⟨
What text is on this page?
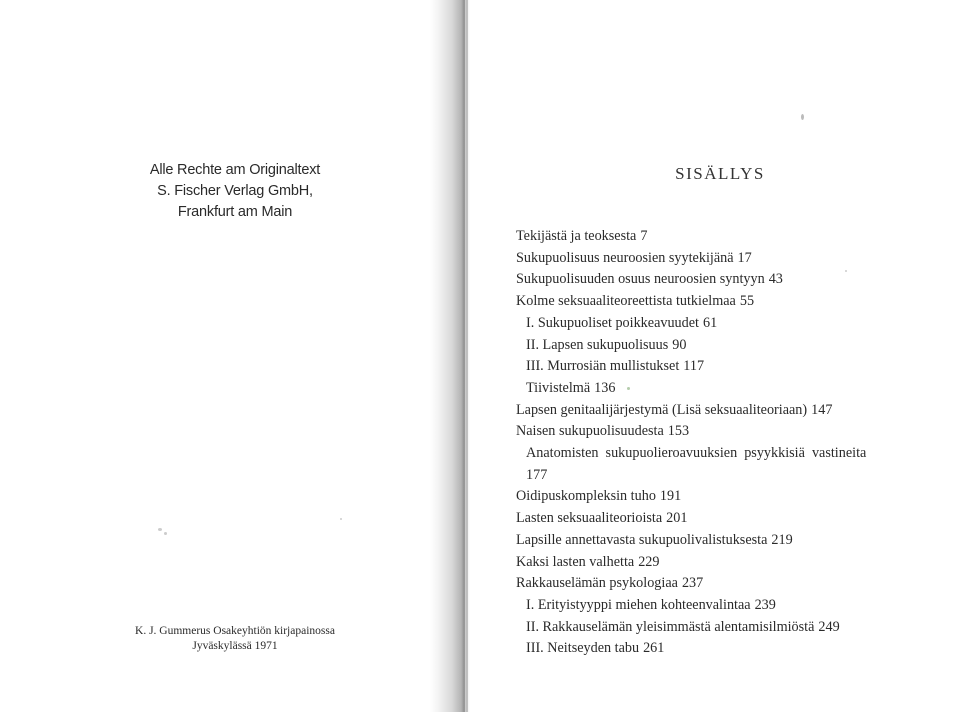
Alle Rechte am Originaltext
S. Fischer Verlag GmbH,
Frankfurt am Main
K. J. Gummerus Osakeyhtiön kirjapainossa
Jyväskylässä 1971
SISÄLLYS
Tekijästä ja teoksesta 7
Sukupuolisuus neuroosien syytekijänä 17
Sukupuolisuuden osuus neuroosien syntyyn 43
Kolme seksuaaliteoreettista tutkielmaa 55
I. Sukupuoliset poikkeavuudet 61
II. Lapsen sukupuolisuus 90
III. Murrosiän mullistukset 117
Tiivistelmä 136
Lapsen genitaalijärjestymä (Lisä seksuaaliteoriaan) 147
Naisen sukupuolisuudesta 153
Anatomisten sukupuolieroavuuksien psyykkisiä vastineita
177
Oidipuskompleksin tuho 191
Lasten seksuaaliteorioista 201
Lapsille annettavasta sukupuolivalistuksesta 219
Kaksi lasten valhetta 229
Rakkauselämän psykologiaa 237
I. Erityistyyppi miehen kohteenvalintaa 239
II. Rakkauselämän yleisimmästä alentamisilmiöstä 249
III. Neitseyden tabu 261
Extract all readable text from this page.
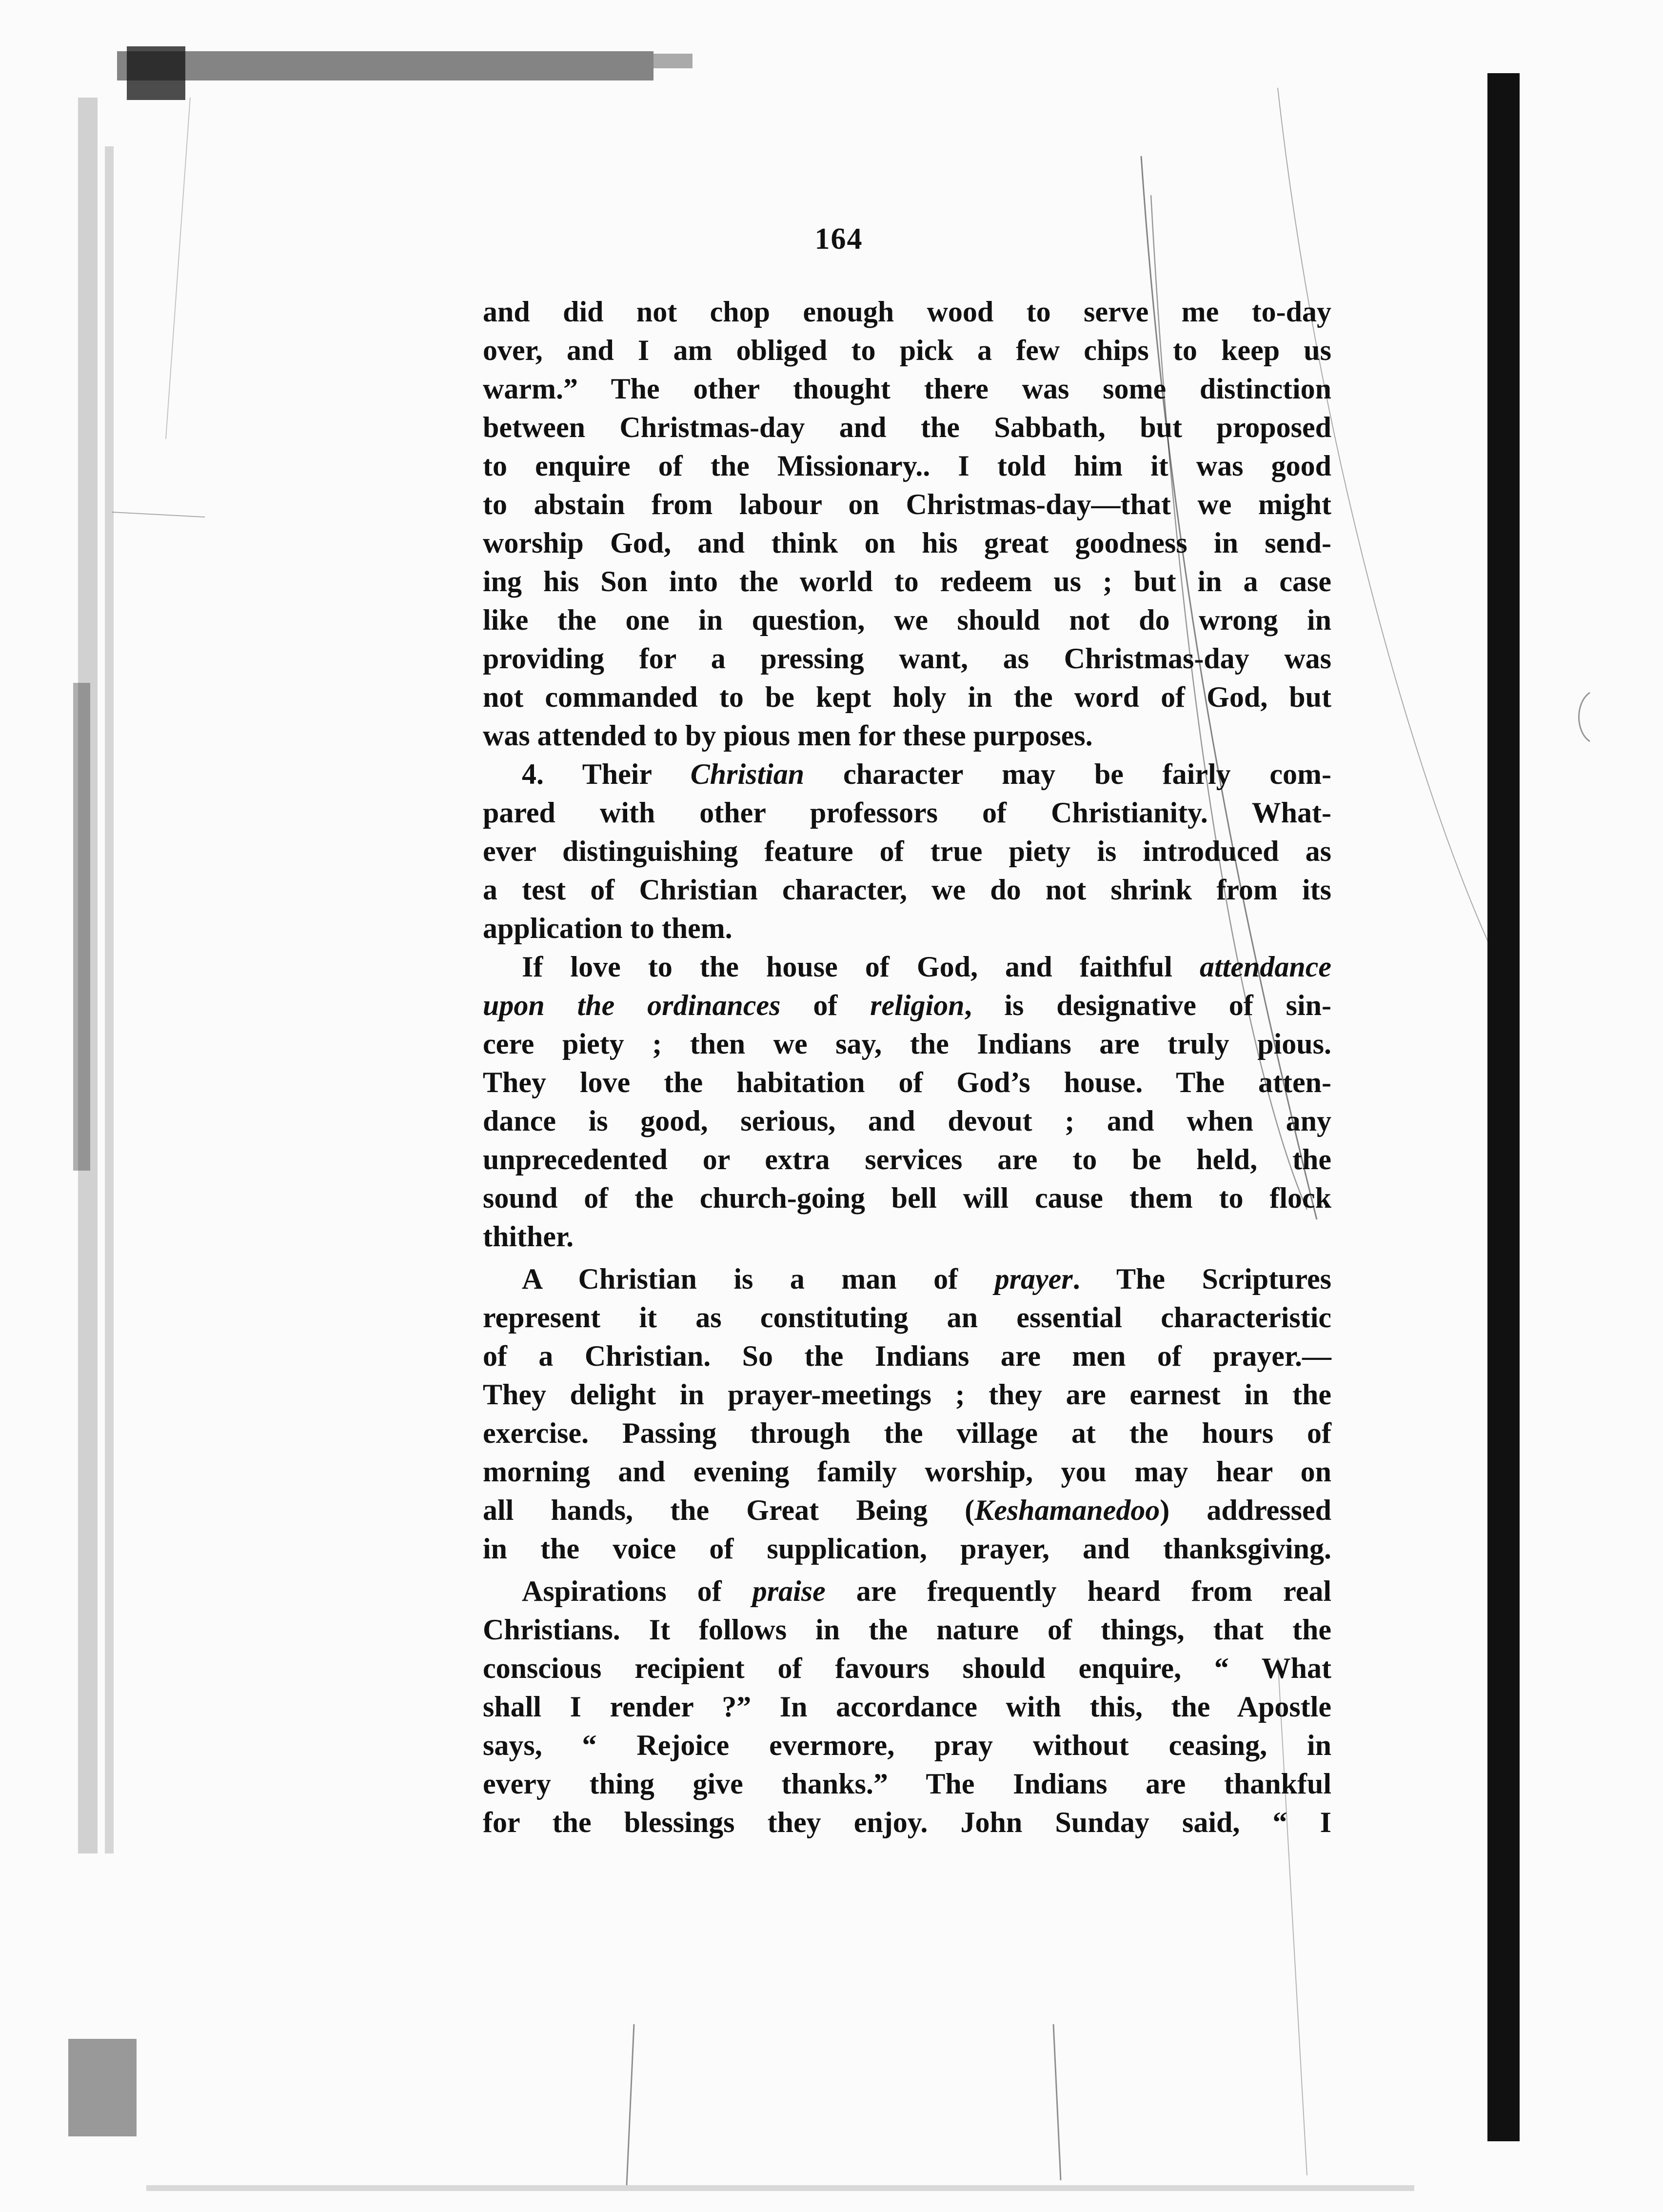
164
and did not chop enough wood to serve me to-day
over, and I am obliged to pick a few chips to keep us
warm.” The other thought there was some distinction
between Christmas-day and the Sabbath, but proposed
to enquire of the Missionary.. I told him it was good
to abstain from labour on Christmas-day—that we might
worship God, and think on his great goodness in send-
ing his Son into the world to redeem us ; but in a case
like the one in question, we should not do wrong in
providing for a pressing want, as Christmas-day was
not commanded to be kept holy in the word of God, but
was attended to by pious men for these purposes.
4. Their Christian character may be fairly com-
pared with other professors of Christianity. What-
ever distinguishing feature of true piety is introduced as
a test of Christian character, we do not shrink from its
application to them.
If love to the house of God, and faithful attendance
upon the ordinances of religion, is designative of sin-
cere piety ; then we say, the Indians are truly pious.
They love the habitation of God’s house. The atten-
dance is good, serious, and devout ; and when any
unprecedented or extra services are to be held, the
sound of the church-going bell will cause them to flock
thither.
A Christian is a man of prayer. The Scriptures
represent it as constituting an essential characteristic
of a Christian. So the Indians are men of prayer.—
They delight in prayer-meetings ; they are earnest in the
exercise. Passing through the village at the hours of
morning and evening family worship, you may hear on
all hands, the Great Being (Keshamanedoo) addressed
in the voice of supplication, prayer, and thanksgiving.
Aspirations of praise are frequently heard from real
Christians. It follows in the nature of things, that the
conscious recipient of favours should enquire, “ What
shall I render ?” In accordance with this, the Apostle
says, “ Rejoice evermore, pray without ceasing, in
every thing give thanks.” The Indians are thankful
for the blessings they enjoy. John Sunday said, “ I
⟩
→ What is being asked: The listing above needs to be output again exactly. Don't include the pictures.

→ Worked answer:
What text is on this page?
Alle Rechte am Originaltext
S. Fischer Verlag GmbH,
Frankfurt am Main
K. J. Gummerus Osakeyhtiön kirjapainossa
Jyväskylässä 1971
SISÄLLYS
Tekijästä ja teoksesta 7
Sukupuolisuus neuroosien syytekijänä 17
Sukupuolisuuden osuus neuroosien syntyyn 43
Kolme seksuaaliteoreettista tutkielmaa 55
I. Sukupuoliset poikkeavuudet 61
II. Lapsen sukupuolisuus 90
III. Murrosiän mullistukset 117
Tiivistelmä 136
Lapsen genitaalijärjestymä (Lisä seksuaaliteoriaan) 147
Naisen sukupuolisuudesta 153
Anatomisten sukupuolieroavuuksien psyykkisiä vastineita
177
Oidipuskompleksin tuho 191
Lasten seksuaaliteorioista 201
Lapsille annettavasta sukupuolivalistuksesta 219
Kaksi lasten valhetta 229
Rakkauselämän psykologiaa 237
I. Erityistyyppi miehen kohteenvalintaa 239
II. Rakkauselämän yleisimmästä alentamisilmiöstä 249
III. Neitseyden tabu 261
Extract all readable text from this page.
164
and did not chop enough wood to serve me to-day
over, and I am obliged to pick a few chips to keep us
warm.” The other thought there was some distinction
between Christmas-day and the Sabbath, but proposed
to enquire of the Missionary.. I told him it was good
to abstain from labour on Christmas-day—that we might
worship God, and think on his great goodness in send-
ing his Son into the world to redeem us ; but in a case
like the one in question, we should not do wrong in
providing for a pressing want, as Christmas-day was
not commanded to be kept holy in the word of God, but
was attended to by pious men for these purposes.
4. Their Christian character may be fairly com-
pared with other professors of Christianity. What-
ever distinguishing feature of true piety is introduced as
a test of Christian character, we do not shrink from its
application to them.
If love to the house of God, and faithful attendance
upon the ordinances of religion, is designative of sin-
cere piety ; then we say, the Indians are truly pious.
They love the habitation of God’s house. The atten-
dance is good, serious, and devout ; and when any
unprecedented or extra services are to be held, the
sound of the church-going bell will cause them to flock
thither.
A Christian is a man of prayer. The Scriptures
represent it as constituting an essential characteristic
of a Christian. So the Indians are men of prayer.—
They delight in prayer-meetings ; they are earnest in the
exercise. Passing through the village at the hours of
morning and evening family worship, you may hear on
all hands, the Great Being (Keshamanedoo) addressed
in the voice of supplication, prayer, and thanksgiving.
Aspirations of praise are frequently heard from real
Christians. It follows in the nature of things, that the
conscious recipient of favours should enquire, “ What
shall I render ?” In accordance with this, the Apostle
says, “ Rejoice evermore, pray without ceasing, in
every thing give thanks.” The Indians are thankful
for the blessings they enjoy. John Sunday said, “ I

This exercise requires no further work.